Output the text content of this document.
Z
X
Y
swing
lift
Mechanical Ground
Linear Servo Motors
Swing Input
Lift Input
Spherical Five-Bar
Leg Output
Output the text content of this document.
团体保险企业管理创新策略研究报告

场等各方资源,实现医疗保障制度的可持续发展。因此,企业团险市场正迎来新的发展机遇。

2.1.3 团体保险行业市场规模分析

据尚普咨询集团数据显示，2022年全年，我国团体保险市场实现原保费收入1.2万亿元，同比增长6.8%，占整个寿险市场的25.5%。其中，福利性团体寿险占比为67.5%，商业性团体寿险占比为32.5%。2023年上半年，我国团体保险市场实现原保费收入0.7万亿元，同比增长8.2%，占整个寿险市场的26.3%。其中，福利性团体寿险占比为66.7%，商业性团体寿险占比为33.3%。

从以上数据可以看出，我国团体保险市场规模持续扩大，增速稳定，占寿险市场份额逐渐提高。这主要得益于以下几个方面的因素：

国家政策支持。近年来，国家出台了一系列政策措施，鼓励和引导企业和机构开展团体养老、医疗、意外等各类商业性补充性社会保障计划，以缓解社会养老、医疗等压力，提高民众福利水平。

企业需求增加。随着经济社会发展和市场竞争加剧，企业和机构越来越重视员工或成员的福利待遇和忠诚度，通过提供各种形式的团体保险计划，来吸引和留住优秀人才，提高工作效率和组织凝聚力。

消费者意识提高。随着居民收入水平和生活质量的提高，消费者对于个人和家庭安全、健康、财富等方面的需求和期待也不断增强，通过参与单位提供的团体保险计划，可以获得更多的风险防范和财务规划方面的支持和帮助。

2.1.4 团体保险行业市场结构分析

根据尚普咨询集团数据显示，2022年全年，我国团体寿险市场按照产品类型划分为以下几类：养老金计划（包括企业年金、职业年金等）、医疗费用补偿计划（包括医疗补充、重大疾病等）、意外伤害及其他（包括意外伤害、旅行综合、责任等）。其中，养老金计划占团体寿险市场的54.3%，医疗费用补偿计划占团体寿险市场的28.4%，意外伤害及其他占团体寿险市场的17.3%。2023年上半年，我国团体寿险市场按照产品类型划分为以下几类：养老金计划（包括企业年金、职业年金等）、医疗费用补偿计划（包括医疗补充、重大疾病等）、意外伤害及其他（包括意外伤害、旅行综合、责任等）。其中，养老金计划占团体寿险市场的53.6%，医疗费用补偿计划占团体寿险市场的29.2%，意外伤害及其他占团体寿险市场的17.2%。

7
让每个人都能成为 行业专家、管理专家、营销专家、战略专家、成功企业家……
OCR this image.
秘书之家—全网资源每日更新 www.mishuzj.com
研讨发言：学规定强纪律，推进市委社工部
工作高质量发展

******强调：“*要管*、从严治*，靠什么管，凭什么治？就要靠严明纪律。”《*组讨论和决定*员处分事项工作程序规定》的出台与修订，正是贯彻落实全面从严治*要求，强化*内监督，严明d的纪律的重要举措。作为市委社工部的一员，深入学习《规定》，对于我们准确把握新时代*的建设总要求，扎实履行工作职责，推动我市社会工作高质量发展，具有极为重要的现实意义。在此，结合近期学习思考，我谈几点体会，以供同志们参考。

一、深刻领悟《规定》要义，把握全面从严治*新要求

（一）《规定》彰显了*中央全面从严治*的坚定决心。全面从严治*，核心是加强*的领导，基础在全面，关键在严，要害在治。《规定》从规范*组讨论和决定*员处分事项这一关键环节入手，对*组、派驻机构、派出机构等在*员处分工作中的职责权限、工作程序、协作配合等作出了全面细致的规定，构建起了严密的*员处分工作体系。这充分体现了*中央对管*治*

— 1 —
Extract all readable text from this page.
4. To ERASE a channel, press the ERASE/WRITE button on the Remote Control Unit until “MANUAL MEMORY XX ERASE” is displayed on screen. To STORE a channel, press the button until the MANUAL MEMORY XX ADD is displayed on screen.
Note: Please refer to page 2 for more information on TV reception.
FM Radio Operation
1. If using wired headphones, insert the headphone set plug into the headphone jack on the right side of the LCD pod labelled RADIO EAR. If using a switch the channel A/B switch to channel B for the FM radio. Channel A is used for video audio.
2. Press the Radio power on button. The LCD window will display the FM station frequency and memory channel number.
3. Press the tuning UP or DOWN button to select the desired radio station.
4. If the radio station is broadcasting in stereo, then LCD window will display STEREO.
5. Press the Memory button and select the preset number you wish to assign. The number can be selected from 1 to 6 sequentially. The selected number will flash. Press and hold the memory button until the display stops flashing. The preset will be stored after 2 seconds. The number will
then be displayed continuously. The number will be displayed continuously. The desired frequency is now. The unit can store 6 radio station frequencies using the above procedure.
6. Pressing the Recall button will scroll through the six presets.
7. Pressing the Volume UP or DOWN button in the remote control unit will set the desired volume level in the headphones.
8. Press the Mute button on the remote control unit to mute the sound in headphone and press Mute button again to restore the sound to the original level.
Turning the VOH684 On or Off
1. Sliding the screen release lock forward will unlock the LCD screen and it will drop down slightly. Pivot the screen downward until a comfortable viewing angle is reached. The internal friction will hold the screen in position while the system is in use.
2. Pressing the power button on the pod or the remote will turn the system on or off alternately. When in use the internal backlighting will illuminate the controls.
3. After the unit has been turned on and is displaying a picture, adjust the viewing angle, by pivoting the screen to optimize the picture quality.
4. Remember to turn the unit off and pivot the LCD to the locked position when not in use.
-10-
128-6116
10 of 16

_THE EXERCISE_:
A number is the only answer here: how many lines of the material above contain "Pressing"?

_WRITTEN ANSWER_:
3